Select, from the material below, each line with "αγόρασε" in it.
---------------
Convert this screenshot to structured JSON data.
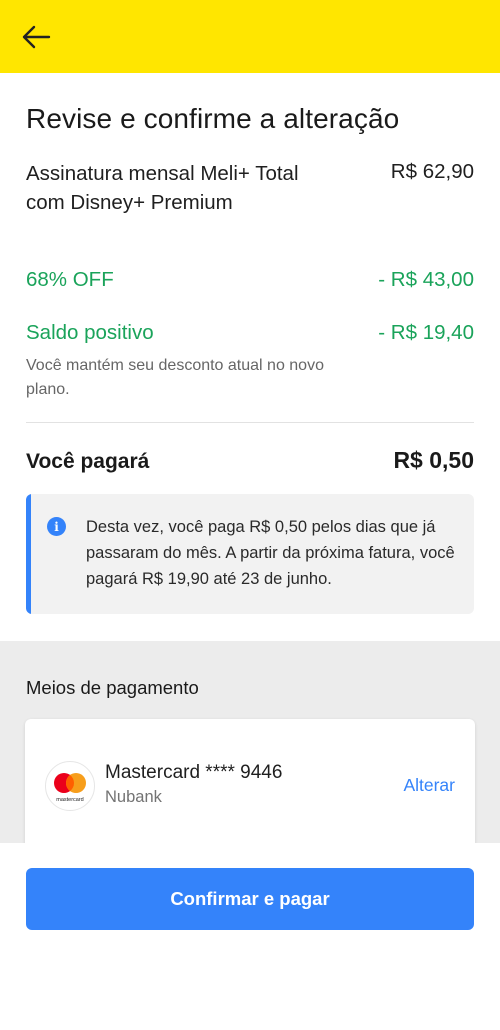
{
  "header": {
    "back_icon": "arrow-left-icon",
    "color": "#ffe600"
  },
  "page": {
    "title": "Revise e confirme a alteração"
  },
  "summary": {
    "plan_name": "Assinatura mensal Meli+ Total com Disney+ Premium",
    "plan_price": "R$ 62,90",
    "discount_label": "68% OFF",
    "discount_value": "- R$ 43,00",
    "credit_label": "Saldo positivo",
    "credit_value": "- R$ 19,40",
    "credit_note": "Você mantém seu desconto atual no novo plano.",
    "total_label": "Você pagará",
    "total_value": "R$ 0,50"
  },
  "info": {
    "icon": "info-icon",
    "text": "Desta vez, você paga R$ 0,50 pelos dias que já passaram do mês. A partir da próxima fatura, você pagará R$ 19,90 até 23 de junho."
  },
  "payment": {
    "section_title": "Meios de pagamento",
    "card_logo": "mastercard-icon",
    "card_logo_text": "mastercard",
    "card_name": "Mastercard **** 9446",
    "card_bank": "Nubank",
    "change_label": "Alterar"
  },
  "footer": {
    "confirm_label": "Confirmar e pagar"
  },
  "colors": {
    "accent": "#3483fa",
    "positive": "#1aa35a",
    "brand_yellow": "#ffe600"
  }
}
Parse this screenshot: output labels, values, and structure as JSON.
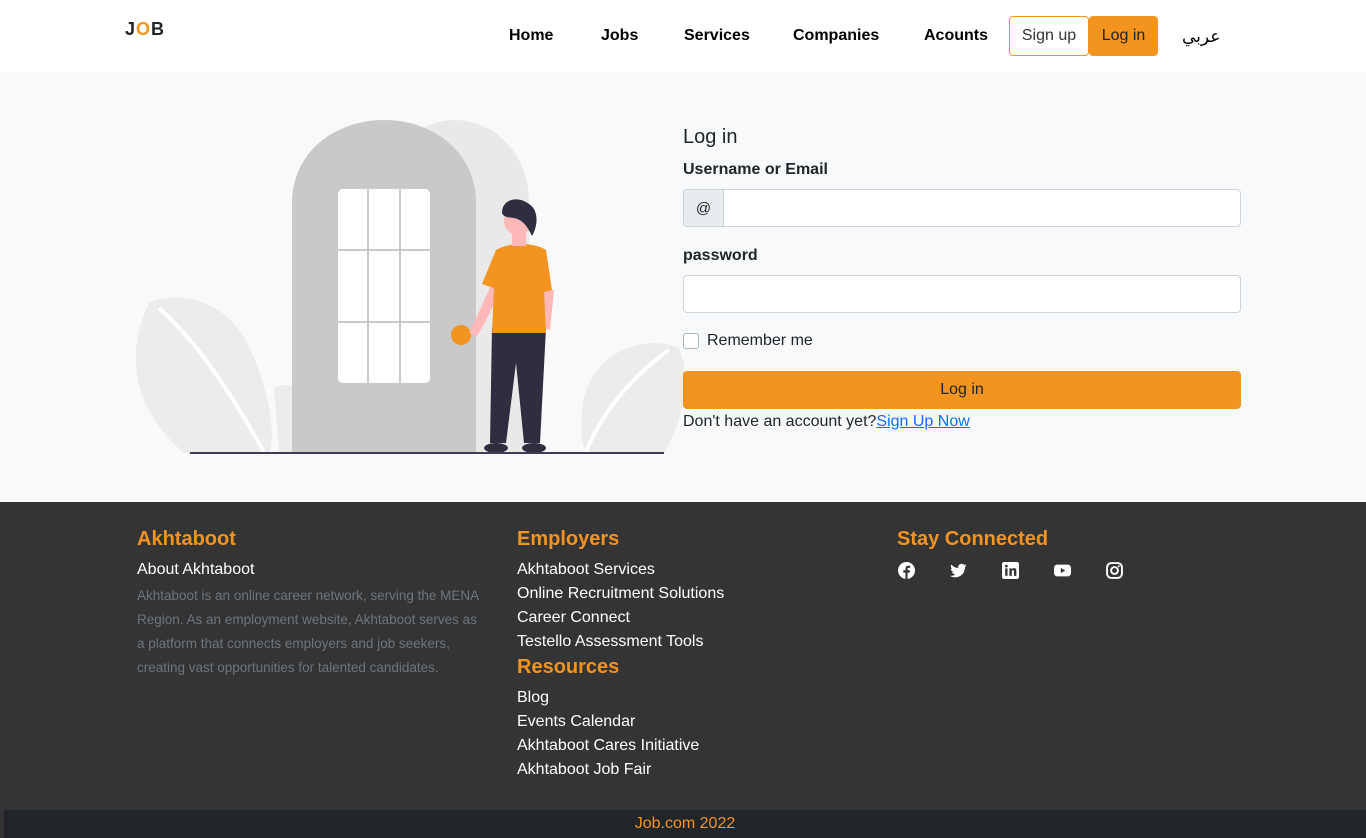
{
  "navbar": {
    "brand_j": "J",
    "brand_o": "O",
    "brand_b": "B",
    "links": [
      "Home",
      "Jobs",
      "Services",
      "Companies",
      "Acounts"
    ],
    "signup_label": "Sign up",
    "login_label": "Log in",
    "language_label": "عربي"
  },
  "login_form": {
    "title": "Log in",
    "username_label": "Username or Email",
    "username_addon": "@",
    "username_value": "",
    "password_label": "password",
    "password_value": "",
    "remember_label": "Remember me",
    "remember_checked": false,
    "submit_label": "Log in",
    "no_account_text": "Don't have an account yet?",
    "signup_link": "Sign Up Now"
  },
  "footer": {
    "about": {
      "heading": "Akhtaboot",
      "subheading": "About Akhtaboot",
      "text": "Akhtaboot is an online career network, serving the MENA Region. As an employment website, Akhtaboot serves as a platform that connects employers and job seekers, creating vast opportunities for talented candidates."
    },
    "employers": {
      "heading": "Employers",
      "links": [
        "Akhtaboot Services",
        "Online Recruitment Solutions",
        "Career Connect",
        "Testello Assessment Tools"
      ]
    },
    "resources": {
      "heading": "Resources",
      "links": [
        "Blog",
        "Events Calendar",
        "Akhtaboot Cares Initiative",
        "Akhtaboot Job Fair"
      ]
    },
    "social": {
      "heading": "Stay Connected",
      "icons": [
        "facebook-icon",
        "twitter-icon",
        "linkedin-icon",
        "youtube-icon",
        "instagram-icon"
      ]
    },
    "copyright": "Job.com 2022"
  },
  "colors": {
    "accent": "#f39320",
    "footer_bg": "#343434",
    "bottom_bar_bg": "#212529",
    "link": "#0d6efd"
  }
}
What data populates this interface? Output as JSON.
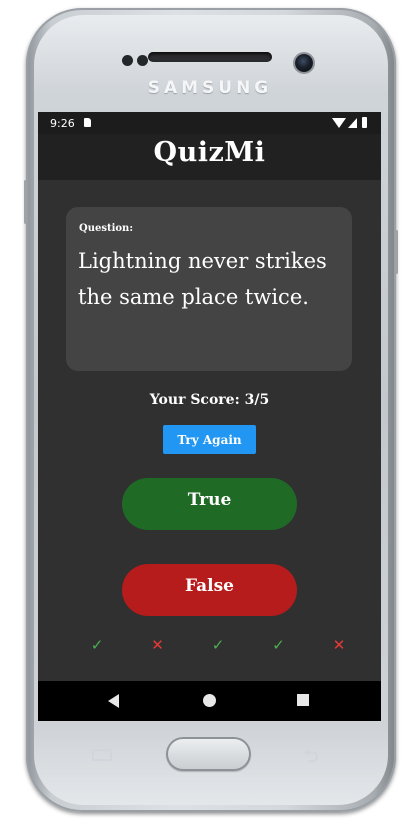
{
  "device": {
    "brand": "SAMSUNG"
  },
  "status_bar": {
    "time": "9:26",
    "icons": [
      "sd-card-icon",
      "wifi-icon",
      "signal-icon",
      "battery-icon"
    ]
  },
  "app": {
    "title": "QuizMi"
  },
  "question": {
    "label": "Question:",
    "text": "Lightning never strikes the same place twice."
  },
  "score": {
    "text": "Your Score: 3/5"
  },
  "buttons": {
    "try_again": "Try Again",
    "true_label": "True",
    "false_label": "False"
  },
  "score_tracker": [
    {
      "glyph": "✓",
      "result": "correct"
    },
    {
      "glyph": "✕",
      "result": "wrong"
    },
    {
      "glyph": "✓",
      "result": "correct"
    },
    {
      "glyph": "✓",
      "result": "correct"
    },
    {
      "glyph": "✕",
      "result": "wrong"
    }
  ],
  "colors": {
    "app_background": "#303030",
    "app_bar": "#212121",
    "question_card": "#444444",
    "try_again": "#2196f3",
    "true_button": "#1f6b26",
    "false_button": "#b71c1c",
    "check": "#4caf50",
    "cross": "#e53935"
  },
  "nav_bar": {
    "icons": [
      "back-icon",
      "home-icon",
      "recents-icon"
    ]
  }
}
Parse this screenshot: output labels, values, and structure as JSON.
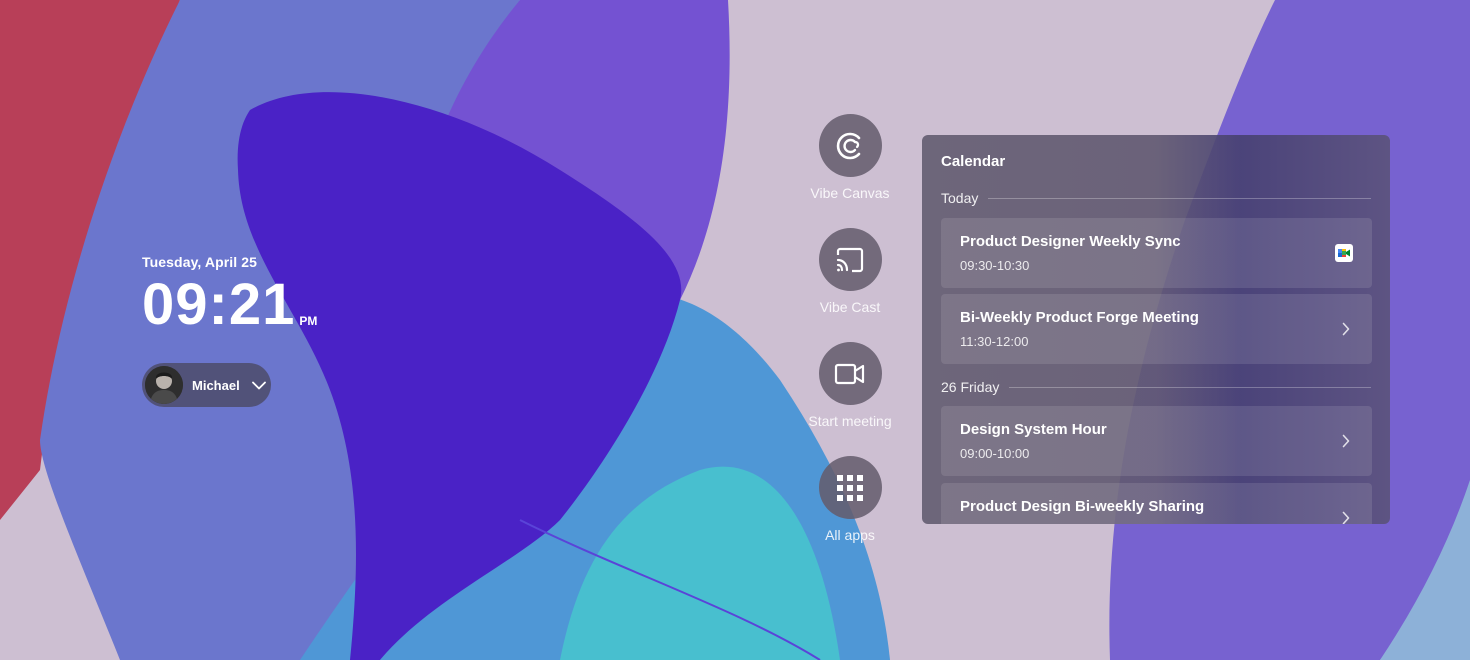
{
  "clock": {
    "date": "Tuesday, April 25",
    "time": "09:21",
    "ampm": "PM"
  },
  "user": {
    "name": "Michael",
    "avatar_icon": "person-avatar"
  },
  "launcher": [
    {
      "label": "Vibe Canvas",
      "icon": "vibe-canvas-icon"
    },
    {
      "label": "Vibe Cast",
      "icon": "cast-icon"
    },
    {
      "label": "Start meeting",
      "icon": "video-camera-icon"
    },
    {
      "label": "All apps",
      "icon": "grid-icon"
    }
  ],
  "calendar": {
    "title": "Calendar",
    "groups": [
      {
        "day": "Today",
        "events": [
          {
            "title": "Product Designer Weekly Sync",
            "time": "09:30-10:30",
            "action_icon": "google-meet-icon"
          },
          {
            "title": "Bi-Weekly Product Forge Meeting",
            "time": "11:30-12:00",
            "action_icon": "chevron-right-icon"
          }
        ]
      },
      {
        "day": "26 Friday",
        "events": [
          {
            "title": "Design System Hour",
            "time": "09:00-10:00",
            "action_icon": "chevron-right-icon"
          },
          {
            "title": "Product Design Bi-weekly Sharing",
            "time": "",
            "action_icon": "chevron-right-icon"
          }
        ]
      }
    ]
  },
  "colors": {
    "wallpaper_base": "#cdbfd2",
    "deep_purple": "#4a22c6",
    "violet": "#7452d2",
    "periwinkle": "#6f74cc",
    "crimson": "#b83f58",
    "sky_blue": "#4f97d6",
    "teal": "#48bfcf"
  }
}
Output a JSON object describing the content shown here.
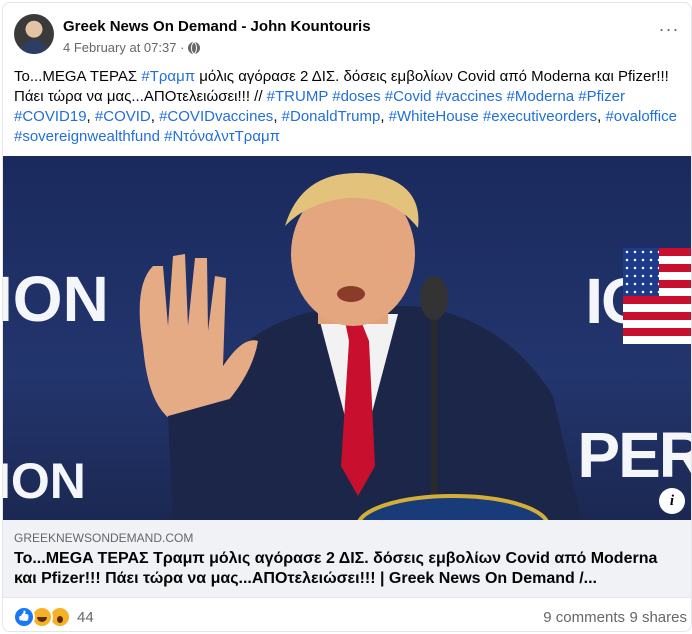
{
  "post": {
    "author": "Greek News On Demand - John Kountouris",
    "timestamp": "4 February at 07:37 ·",
    "more_label": "···",
    "body_segments": [
      {
        "t": "Το...MEGA ΤΕΡΑΣ ",
        "tag": false
      },
      {
        "t": "#Τραμπ",
        "tag": true
      },
      {
        "t": " μόλις αγόρασε 2 ΔΙΣ. δόσεις εμβολίων Covid από Moderna και Pfizer!!! Πάει τώρα να μας...ΑΠΟτελειώσει!!! // ",
        "tag": false
      },
      {
        "t": "#TRUMP",
        "tag": true
      },
      {
        "t": " ",
        "tag": false
      },
      {
        "t": "#doses",
        "tag": true
      },
      {
        "t": " ",
        "tag": false
      },
      {
        "t": "#Covid",
        "tag": true
      },
      {
        "t": " ",
        "tag": false
      },
      {
        "t": "#vaccines",
        "tag": true
      },
      {
        "t": " ",
        "tag": false
      },
      {
        "t": "#Moderna",
        "tag": true
      },
      {
        "t": " ",
        "tag": false
      },
      {
        "t": "#Pfizer",
        "tag": true
      },
      {
        "t": " ",
        "tag": false
      },
      {
        "t": "#COVID19",
        "tag": true
      },
      {
        "t": ", ",
        "tag": false
      },
      {
        "t": "#COVID",
        "tag": true
      },
      {
        "t": ", ",
        "tag": false
      },
      {
        "t": "#COVIDvaccines",
        "tag": true
      },
      {
        "t": ", ",
        "tag": false
      },
      {
        "t": "#DonaldTrump",
        "tag": true
      },
      {
        "t": ", ",
        "tag": false
      },
      {
        "t": "#WhiteHouse",
        "tag": true
      },
      {
        "t": " ",
        "tag": false
      },
      {
        "t": "#executiveorders",
        "tag": true
      },
      {
        "t": ", ",
        "tag": false
      },
      {
        "t": "#ovaloffice",
        "tag": true
      },
      {
        "t": " ",
        "tag": false
      },
      {
        "t": "#sovereignwealthfund",
        "tag": true
      },
      {
        "t": " ",
        "tag": false
      },
      {
        "t": "#ΝτόναλντΤραμπ",
        "tag": true
      }
    ],
    "image": {
      "bg_text_left": "ION",
      "bg_text_right": "ION",
      "bg_text_right_bottom": "PER",
      "bg_text_left_bottom": "ION",
      "info_icon": "i"
    },
    "link": {
      "domain": "GREEKNEWSONDEMAND.COM",
      "title": "Το...MEGA ΤΕΡΑΣ Τραμπ μόλις αγόρασε 2 ΔΙΣ. δόσεις εμβολίων Covid από Moderna και Pfizer!!! Πάει τώρα να μας...ΑΠΟτελειώσει!!! | Greek News On Demand /..."
    },
    "stats": {
      "reaction_count": "44",
      "reactions": [
        "like-icon",
        "haha-icon",
        "wow-icon"
      ],
      "comments": "9 comments",
      "shares": "9 shares"
    }
  },
  "colors": {
    "hashtag": "#216fdb",
    "secondary_text": "#65676b",
    "link_bg": "#f0f2f5"
  }
}
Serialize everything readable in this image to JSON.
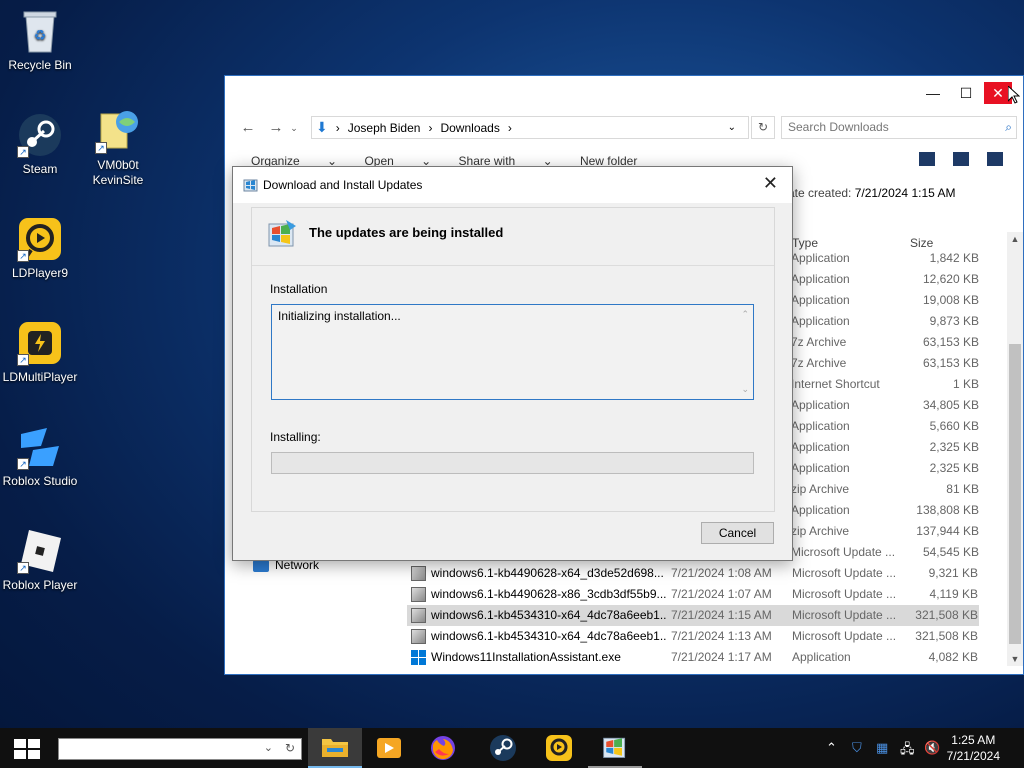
---------------
Exercise result:
        "t": " μόλις αγόρασε 2 ΔΙΣ. δόσεις εμβολίων Covid από Moderna και Pfizer!!! Πάει τώρα να μας...ΑΠΟτελειώσει!!! // ",
      "title": "Το...MEGA ΤΕΡΑΣ Τραμπ μόλις αγόρασε 2 ΔΙΣ. δόσεις εμβολίων Covid από Moderna και Pfizer!!! Πάει τώρα να μας...ΑΠΟτελειώσει!!! | Greek News On Demand /..."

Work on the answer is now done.